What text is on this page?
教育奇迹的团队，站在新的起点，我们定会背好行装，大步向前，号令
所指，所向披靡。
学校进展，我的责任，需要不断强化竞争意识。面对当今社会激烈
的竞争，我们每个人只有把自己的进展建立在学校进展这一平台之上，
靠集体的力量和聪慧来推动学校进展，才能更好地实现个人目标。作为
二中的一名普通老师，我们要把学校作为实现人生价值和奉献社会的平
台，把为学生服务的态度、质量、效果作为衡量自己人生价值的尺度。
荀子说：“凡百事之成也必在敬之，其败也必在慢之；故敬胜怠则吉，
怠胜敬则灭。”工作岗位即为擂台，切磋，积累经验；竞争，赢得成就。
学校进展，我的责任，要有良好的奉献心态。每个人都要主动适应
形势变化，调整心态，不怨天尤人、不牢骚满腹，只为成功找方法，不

--

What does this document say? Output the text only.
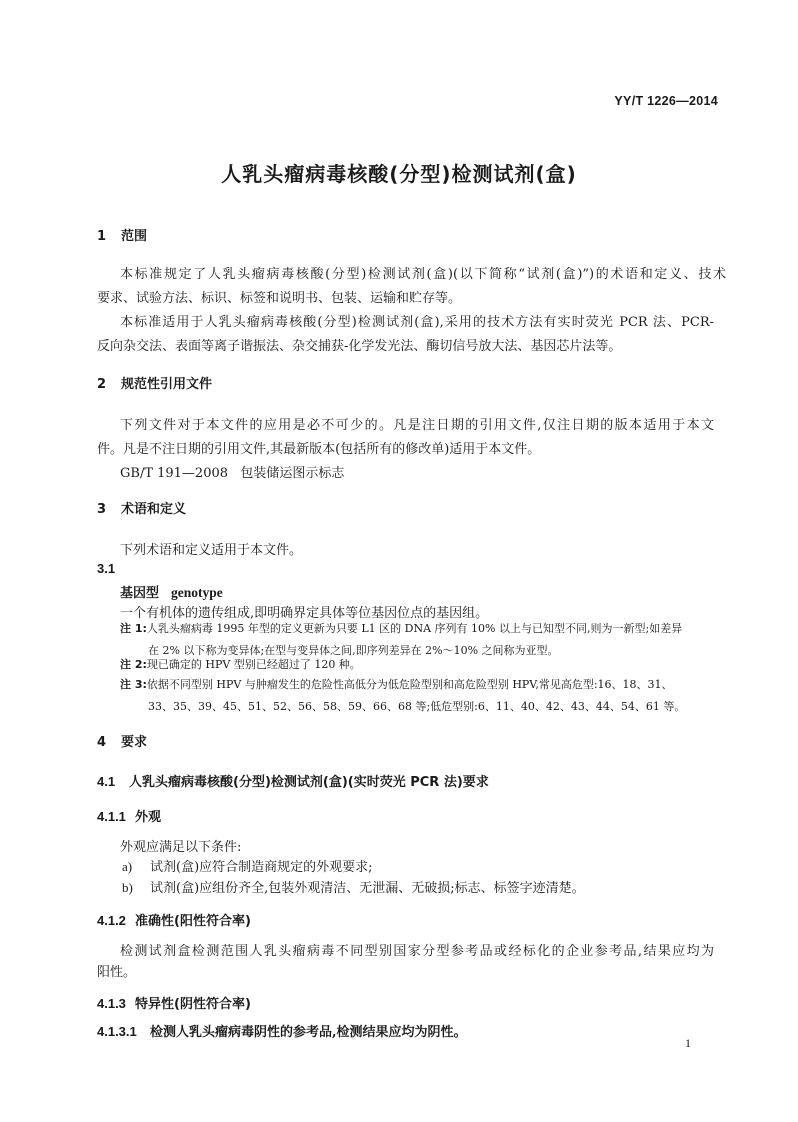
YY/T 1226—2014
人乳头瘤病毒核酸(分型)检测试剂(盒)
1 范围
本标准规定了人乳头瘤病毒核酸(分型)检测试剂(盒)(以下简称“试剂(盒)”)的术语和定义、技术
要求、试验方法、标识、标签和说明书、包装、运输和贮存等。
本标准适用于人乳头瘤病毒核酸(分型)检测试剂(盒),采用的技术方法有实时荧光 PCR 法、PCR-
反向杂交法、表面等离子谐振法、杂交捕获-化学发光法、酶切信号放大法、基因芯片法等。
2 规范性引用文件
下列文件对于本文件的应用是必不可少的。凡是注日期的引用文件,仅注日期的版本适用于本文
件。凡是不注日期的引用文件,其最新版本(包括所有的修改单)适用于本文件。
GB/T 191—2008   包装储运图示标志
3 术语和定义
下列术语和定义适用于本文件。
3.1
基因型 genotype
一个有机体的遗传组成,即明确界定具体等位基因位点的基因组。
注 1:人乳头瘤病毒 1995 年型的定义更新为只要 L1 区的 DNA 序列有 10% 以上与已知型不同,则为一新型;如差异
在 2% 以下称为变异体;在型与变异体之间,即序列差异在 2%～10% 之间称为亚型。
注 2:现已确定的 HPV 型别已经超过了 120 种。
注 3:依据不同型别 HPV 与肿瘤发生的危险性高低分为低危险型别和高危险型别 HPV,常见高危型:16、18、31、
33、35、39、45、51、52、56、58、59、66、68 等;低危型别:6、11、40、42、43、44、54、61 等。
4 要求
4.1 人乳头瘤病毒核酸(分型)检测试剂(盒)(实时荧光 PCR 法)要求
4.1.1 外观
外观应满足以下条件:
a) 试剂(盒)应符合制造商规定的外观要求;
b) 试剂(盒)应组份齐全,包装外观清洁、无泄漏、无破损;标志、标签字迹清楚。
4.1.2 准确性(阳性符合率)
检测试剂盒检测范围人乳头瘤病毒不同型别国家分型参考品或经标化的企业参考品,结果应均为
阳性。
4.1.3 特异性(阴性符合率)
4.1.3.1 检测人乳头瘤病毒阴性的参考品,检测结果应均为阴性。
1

(YOUR INSTRUCTIONS):
Going through the entries above, tally each line that has the word "this". Answer with the number only.

(WRITTEN ANSWER):
2